Today, we visited a wonderful new place. It is called New Life Home. It is a home for abandoned babies. While most of them are HIV positive, they do accept HIV negative babies also. The coolest thing is that when they receive them they put them on a nutritional/medical diet and around 90% of the HIV positive babies turn out to be negative! It is just a wondeful place where these babies can receive the love and care that every newborn needs. It is also Christ centered, so these babies are learning that Jesus loves them! They keep all the babies together, no matter if they are positive or negative, and volunteers do not know their status as well. So as I got there, one of them latched on to me. He was quite the character. They were all so full of joy and wonderful fussy babies. We played outside with them for quite a while and then we went in and got to feed them. That was quite an experience. The little boy I fed apparently just loves to eat. So when we was through with his food and juice, he just screamed bloody murder. Then after they gave him more juice, as soon as he finished the last drop, there came the screaming again. It was actually quite amusing. Then after changing time, I was handed a full little baby girl. Well maybe a little too full because she decided to vomit all over my legs. It really didn't bother me because it definately wasn't the first time it has happened to me. I just laughed it off. It is amazing the full time dedication the staff and nurses at the place have. They give so much so these babies receive the nurture they need at an early age. We are hoping to go back one more time before we leave.

> _Data records_
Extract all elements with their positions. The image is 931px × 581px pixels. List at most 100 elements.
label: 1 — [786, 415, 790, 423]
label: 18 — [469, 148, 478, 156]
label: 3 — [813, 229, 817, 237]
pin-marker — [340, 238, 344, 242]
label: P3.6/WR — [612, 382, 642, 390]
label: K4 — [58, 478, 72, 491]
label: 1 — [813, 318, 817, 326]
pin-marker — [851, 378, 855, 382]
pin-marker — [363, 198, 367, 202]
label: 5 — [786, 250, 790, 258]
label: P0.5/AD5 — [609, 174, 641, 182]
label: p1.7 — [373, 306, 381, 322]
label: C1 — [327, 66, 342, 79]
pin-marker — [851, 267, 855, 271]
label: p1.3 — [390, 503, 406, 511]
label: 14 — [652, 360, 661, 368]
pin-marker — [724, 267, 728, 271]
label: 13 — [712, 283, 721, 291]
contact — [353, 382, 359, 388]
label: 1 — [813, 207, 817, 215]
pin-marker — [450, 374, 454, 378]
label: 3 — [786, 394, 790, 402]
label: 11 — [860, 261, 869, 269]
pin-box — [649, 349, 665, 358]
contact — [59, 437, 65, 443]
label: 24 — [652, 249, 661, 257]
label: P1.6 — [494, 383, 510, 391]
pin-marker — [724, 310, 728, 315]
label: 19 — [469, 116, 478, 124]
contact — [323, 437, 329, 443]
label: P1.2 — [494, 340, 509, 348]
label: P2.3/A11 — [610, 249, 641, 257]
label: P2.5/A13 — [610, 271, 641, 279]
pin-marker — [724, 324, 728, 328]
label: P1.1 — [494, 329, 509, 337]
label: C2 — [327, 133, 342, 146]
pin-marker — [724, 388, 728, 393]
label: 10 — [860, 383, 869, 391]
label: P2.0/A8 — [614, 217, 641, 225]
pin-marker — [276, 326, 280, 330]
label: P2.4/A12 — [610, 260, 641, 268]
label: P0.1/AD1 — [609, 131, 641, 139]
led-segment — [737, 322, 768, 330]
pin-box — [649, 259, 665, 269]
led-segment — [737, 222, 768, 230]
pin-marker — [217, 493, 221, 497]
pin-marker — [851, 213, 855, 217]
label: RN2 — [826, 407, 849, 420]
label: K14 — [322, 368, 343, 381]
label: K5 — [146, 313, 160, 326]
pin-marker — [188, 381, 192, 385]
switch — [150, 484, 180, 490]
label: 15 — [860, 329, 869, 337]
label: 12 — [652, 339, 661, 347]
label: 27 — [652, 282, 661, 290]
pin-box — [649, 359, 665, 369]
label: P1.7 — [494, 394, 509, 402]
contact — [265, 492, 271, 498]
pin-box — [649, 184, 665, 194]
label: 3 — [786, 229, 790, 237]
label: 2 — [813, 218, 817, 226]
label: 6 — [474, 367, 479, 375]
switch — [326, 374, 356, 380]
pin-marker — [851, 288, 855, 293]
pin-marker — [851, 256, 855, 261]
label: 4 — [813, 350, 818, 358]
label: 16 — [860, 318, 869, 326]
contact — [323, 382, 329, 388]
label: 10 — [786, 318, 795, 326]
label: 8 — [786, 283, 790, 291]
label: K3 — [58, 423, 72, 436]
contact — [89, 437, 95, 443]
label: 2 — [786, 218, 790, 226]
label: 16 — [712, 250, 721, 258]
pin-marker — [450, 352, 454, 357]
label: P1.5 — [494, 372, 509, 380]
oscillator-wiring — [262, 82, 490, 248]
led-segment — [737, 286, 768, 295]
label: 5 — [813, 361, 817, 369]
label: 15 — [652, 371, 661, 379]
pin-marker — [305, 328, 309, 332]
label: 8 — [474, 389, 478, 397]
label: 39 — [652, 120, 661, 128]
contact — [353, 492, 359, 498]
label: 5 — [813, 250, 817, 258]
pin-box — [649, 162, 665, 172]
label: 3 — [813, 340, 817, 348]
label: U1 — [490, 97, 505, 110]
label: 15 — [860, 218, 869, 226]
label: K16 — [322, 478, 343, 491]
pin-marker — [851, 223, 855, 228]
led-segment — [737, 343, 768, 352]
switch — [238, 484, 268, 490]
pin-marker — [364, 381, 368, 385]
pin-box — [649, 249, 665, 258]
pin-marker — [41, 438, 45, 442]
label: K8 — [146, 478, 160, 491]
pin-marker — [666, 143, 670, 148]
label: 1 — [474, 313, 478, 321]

> _Task instructions_
1. According to the account of the New Life Home visit, about what share of the HIV-positive babies turn out to be negative after the nutritional and medical diet?
2. Write the next part of the account of the New Life Home visit, starting after its final sentence.

> _Written answers_
1. Around 90%.

2.
On Sunday, we ate lunch at Tony's house. He runs the center that we are working at. It was such a good conversation. He has such a vision and love for the BCC and the surrounding village and slum. It was also eye opening to talk to someone educated like himself about America and what the Africans believe. Africans are such trusting people. If you tell them something, almost 100% of the time they will believe it. Unfortunately, people have come to Africa, and even the governments of Africa, and take advantage of that and lead these people into lies. Tony began to tells us about this man who came and told them about a seminar he could do for a good price. It was about investing in the U.S. stock market. He claimed that money does grow on tree because American dollars grow on trees. It was obvious that this was a huge gimic to rip Tony off, but Tony didn't see that. That is only one example of many.

Also, Joel took us to the place today where you can view Kibera, the largest slum in the world. It was breath-taking, and not in an exactly good way. I took pictures, but they don't do justice to seeing it in person. It is just rows and rows and rows and rows of metal and scraps and dirt (in the air, you can't see the ground), and trash. Here is the shocker that not many people realize. People pay rent to live in the slums. It is like the suburbs of Africa. It is really hard to wrap your mind around.

well, I feel like I have so much more to tell but that will be all for now. I am probably missing you if you are reading this, so much much love from Nairobi!

peace and love.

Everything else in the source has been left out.